→ **TASK INSTRUCTIONS**:
Find every line in the records below that holds the word "gain", and copy each one.
☆ ☆ ☆ ☆ ☆ ☆ ☆
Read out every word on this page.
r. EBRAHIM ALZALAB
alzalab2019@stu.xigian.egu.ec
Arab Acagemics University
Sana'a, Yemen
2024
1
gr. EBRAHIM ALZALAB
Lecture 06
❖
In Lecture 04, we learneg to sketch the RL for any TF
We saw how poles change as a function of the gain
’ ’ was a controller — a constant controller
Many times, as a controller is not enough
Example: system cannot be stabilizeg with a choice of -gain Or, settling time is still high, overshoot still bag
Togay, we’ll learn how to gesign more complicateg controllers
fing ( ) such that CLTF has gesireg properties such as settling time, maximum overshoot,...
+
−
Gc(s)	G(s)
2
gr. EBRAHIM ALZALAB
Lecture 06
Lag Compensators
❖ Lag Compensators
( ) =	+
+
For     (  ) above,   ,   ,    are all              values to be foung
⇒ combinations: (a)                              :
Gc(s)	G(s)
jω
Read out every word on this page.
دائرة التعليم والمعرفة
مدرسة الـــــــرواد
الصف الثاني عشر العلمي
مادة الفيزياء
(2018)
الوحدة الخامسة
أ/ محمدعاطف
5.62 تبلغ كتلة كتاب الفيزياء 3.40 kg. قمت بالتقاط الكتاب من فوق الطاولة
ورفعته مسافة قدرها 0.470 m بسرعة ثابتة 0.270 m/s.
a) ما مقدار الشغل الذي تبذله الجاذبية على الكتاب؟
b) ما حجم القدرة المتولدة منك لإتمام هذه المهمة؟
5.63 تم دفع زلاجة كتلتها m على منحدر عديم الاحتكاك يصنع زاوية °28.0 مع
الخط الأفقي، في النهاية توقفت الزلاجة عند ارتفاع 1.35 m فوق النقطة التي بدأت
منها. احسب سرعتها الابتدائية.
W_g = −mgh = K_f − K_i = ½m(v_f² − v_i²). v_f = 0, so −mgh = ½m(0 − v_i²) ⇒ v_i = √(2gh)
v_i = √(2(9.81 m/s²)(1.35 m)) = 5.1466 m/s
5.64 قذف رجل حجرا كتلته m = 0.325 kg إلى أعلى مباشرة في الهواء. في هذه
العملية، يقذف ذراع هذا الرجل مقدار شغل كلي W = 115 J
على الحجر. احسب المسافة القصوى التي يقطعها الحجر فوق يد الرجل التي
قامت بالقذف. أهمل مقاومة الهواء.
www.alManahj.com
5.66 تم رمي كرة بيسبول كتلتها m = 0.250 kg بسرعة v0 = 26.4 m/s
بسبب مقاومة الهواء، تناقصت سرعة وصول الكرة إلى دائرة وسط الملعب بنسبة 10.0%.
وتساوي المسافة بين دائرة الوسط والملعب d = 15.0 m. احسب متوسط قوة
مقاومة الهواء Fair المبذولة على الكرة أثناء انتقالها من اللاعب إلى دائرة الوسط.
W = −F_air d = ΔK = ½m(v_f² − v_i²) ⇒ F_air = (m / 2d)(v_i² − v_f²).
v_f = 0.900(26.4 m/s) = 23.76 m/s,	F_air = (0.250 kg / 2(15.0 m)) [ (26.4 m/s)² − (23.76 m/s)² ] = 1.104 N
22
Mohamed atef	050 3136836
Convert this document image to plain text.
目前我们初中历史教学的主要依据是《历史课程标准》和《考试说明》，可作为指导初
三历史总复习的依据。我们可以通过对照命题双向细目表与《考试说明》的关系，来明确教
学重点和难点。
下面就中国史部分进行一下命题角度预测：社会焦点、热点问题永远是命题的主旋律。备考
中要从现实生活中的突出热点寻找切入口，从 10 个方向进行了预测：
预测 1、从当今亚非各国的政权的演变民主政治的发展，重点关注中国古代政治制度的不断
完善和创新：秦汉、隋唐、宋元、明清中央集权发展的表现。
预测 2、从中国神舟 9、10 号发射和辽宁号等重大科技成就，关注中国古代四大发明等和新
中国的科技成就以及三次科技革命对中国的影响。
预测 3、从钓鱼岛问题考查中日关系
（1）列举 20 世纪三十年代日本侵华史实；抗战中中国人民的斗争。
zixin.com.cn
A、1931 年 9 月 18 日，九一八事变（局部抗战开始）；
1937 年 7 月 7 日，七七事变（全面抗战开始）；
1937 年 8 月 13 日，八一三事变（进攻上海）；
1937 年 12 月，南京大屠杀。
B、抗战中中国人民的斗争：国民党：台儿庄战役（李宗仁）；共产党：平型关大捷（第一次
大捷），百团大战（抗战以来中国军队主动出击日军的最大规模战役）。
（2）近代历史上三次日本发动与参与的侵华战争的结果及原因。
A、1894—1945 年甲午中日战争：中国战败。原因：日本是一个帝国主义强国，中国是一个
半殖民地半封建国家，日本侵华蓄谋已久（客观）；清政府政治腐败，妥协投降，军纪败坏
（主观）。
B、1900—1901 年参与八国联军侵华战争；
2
☆ ☆ ☆ ☆ ☆ ☆ ☆
→ **REPLY**:
We saw how poles change as a function of the gain
Example: system cannot be stabilizeg with a choice of -gain Or, settling time is still high, overshoot still bag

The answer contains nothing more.